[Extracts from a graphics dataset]
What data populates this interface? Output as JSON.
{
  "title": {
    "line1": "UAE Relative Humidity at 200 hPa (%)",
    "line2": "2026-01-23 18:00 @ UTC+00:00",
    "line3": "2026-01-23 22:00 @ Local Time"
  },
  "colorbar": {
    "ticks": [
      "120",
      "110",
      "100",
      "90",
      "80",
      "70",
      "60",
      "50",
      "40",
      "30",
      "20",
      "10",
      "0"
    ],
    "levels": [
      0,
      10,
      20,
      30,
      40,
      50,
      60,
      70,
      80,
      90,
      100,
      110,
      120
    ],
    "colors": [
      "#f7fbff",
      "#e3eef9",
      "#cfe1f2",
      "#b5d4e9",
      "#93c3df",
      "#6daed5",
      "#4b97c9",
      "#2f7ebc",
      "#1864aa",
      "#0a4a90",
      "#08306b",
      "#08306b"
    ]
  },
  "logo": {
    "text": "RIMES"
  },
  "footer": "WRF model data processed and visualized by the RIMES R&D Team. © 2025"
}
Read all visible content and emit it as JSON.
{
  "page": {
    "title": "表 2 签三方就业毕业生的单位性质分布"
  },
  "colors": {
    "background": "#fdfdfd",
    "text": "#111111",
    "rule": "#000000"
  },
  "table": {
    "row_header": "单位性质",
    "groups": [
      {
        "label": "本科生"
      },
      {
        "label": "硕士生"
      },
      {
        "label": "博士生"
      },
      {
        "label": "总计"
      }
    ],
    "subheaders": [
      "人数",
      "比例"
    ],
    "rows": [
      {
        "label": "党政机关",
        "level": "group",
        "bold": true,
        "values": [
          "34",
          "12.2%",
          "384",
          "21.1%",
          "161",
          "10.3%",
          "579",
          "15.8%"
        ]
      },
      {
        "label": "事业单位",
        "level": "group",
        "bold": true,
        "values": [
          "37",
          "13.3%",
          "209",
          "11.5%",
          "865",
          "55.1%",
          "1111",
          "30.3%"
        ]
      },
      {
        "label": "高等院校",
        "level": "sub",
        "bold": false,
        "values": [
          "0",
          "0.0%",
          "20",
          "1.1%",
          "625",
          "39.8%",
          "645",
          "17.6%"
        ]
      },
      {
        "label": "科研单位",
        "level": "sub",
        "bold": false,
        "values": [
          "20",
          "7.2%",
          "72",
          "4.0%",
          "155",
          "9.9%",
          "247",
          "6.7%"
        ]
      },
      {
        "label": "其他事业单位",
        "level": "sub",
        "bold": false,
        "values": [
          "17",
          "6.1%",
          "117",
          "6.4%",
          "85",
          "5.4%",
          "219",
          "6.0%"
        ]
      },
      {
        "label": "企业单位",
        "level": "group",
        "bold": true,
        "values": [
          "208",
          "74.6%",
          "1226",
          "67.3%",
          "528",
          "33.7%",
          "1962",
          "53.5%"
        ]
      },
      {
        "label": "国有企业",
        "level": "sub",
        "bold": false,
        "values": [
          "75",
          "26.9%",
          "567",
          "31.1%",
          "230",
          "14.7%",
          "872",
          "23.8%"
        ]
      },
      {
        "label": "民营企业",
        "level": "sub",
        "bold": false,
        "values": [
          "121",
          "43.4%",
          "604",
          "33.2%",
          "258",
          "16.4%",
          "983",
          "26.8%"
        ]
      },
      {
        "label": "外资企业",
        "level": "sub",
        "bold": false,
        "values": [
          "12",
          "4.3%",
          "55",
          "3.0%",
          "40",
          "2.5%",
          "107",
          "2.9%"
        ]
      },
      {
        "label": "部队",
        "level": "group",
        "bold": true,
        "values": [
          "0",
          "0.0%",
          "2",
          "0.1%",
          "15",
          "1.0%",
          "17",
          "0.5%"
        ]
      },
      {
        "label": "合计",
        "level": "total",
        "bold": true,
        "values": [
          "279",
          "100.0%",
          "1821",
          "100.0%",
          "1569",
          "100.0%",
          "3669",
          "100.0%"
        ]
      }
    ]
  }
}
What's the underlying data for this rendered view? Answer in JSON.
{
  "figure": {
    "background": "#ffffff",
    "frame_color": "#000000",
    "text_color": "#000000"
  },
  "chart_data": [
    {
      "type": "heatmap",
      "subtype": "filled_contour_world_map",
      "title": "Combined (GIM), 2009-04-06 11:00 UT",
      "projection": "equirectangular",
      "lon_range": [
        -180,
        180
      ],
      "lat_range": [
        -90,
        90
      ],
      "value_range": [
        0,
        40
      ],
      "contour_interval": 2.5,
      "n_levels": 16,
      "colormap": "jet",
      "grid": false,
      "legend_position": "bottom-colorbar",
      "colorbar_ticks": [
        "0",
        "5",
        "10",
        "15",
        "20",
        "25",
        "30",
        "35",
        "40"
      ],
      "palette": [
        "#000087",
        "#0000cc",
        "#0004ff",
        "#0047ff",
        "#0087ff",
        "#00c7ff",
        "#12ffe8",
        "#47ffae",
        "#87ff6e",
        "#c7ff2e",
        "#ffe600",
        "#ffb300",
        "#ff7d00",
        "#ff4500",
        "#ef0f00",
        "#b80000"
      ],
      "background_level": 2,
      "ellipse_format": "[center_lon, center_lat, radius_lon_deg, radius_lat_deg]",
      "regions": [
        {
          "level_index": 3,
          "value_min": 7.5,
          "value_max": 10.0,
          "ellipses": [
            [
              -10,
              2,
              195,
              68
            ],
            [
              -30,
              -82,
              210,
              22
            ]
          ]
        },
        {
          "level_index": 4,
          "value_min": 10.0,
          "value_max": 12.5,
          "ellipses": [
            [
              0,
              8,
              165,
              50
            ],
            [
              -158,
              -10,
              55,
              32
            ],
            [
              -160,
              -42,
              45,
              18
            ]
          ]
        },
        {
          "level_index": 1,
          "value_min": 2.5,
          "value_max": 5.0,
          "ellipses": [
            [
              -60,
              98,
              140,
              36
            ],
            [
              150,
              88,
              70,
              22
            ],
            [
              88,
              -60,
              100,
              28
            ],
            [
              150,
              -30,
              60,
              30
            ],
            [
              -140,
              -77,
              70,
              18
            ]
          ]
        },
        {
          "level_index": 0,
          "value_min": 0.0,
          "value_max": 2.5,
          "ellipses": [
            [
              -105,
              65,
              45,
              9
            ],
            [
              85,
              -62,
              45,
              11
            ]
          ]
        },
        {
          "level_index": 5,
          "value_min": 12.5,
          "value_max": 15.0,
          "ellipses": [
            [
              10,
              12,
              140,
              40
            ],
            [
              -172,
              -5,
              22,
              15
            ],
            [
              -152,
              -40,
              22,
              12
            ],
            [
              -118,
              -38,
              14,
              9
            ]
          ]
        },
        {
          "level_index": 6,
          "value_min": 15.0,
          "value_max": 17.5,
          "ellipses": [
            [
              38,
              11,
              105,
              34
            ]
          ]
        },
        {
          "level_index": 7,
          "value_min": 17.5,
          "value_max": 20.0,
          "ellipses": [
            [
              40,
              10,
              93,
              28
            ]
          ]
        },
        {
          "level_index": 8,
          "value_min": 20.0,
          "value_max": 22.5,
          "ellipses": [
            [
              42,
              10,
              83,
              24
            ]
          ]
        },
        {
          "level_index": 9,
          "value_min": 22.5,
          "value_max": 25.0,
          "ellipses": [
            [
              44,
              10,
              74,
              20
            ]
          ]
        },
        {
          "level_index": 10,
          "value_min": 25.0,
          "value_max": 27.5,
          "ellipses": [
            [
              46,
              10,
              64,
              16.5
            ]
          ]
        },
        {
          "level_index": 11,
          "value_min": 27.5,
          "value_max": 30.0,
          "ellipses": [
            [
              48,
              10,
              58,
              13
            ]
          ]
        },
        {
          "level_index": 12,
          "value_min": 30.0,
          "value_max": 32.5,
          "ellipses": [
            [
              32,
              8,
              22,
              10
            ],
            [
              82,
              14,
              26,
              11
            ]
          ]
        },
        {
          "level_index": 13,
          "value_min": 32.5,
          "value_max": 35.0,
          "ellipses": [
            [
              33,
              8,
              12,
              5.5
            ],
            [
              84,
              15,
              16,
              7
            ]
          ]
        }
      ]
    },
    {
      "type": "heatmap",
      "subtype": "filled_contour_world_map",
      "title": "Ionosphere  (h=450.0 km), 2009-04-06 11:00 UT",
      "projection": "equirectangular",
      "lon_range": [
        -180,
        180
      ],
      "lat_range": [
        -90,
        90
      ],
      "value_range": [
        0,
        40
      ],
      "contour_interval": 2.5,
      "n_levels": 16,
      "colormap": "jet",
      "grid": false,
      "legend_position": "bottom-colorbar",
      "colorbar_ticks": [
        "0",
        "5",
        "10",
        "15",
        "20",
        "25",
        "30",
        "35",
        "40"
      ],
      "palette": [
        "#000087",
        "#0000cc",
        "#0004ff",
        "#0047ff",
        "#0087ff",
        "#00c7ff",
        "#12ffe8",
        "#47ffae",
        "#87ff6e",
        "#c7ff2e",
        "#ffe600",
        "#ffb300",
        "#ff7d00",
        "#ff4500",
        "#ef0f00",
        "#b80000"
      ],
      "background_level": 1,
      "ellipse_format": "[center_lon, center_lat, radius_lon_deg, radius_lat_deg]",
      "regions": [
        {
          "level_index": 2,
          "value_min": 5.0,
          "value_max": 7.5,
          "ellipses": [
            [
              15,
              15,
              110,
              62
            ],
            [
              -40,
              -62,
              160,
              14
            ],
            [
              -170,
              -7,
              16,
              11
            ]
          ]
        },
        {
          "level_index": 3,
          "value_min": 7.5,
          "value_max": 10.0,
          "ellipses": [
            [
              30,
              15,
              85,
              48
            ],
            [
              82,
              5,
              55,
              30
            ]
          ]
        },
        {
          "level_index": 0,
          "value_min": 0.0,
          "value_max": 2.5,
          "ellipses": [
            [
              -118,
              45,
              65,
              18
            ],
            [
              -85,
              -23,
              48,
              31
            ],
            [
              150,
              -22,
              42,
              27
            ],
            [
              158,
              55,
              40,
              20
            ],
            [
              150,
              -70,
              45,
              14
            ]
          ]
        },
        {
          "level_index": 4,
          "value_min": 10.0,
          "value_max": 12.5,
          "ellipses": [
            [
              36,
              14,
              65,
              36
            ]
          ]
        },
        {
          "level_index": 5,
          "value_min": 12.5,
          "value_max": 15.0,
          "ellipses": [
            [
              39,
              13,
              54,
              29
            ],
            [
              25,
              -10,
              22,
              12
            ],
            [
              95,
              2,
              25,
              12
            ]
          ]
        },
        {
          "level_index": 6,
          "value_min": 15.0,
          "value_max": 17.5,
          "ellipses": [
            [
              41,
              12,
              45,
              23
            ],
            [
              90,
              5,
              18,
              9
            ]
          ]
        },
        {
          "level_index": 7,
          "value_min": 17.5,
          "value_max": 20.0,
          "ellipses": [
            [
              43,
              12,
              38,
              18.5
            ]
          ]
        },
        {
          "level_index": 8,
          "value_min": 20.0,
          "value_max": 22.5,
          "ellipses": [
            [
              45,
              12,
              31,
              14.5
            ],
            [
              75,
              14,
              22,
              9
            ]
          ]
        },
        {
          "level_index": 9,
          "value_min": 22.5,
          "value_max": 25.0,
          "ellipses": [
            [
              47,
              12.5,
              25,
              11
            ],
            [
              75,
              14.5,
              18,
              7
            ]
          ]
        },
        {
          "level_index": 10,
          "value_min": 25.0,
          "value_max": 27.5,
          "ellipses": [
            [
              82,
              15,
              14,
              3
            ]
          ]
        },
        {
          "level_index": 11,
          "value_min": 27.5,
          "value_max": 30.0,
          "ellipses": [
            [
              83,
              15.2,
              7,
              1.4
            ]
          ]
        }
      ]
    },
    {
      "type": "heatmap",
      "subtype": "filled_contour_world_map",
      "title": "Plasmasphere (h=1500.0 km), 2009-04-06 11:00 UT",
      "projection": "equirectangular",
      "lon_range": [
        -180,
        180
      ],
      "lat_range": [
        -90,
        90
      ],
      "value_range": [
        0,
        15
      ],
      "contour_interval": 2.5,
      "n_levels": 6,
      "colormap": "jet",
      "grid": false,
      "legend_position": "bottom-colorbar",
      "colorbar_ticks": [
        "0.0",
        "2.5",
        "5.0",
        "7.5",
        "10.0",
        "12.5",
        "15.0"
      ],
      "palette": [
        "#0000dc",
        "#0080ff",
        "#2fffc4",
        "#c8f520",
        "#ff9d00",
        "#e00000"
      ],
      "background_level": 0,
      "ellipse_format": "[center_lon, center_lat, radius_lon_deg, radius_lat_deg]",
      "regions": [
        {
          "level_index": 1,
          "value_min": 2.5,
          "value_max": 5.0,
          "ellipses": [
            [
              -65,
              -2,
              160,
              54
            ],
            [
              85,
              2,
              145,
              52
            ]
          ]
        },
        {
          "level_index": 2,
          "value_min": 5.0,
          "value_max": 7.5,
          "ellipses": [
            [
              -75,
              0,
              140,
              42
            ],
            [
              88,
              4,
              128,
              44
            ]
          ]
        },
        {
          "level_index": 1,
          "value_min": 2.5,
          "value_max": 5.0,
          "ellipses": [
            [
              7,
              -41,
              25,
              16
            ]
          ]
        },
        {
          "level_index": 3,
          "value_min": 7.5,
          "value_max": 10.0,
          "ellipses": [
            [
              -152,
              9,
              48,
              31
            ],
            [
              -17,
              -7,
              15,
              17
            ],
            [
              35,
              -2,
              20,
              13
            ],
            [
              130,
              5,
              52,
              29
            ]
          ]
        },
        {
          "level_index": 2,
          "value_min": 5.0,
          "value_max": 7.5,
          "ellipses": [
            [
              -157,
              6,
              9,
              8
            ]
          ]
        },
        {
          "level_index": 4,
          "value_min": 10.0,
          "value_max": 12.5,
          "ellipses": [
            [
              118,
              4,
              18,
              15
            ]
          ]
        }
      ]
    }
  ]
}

● **WHAT TO WORK ON**: Check every line for "RIMES" and show the ones that have it.

● **EXPECTED ANSWER**:
    "text": "RIMES"
  "footer": "WRF model data processed and visualized by the RIMES R&D Team. © 2025"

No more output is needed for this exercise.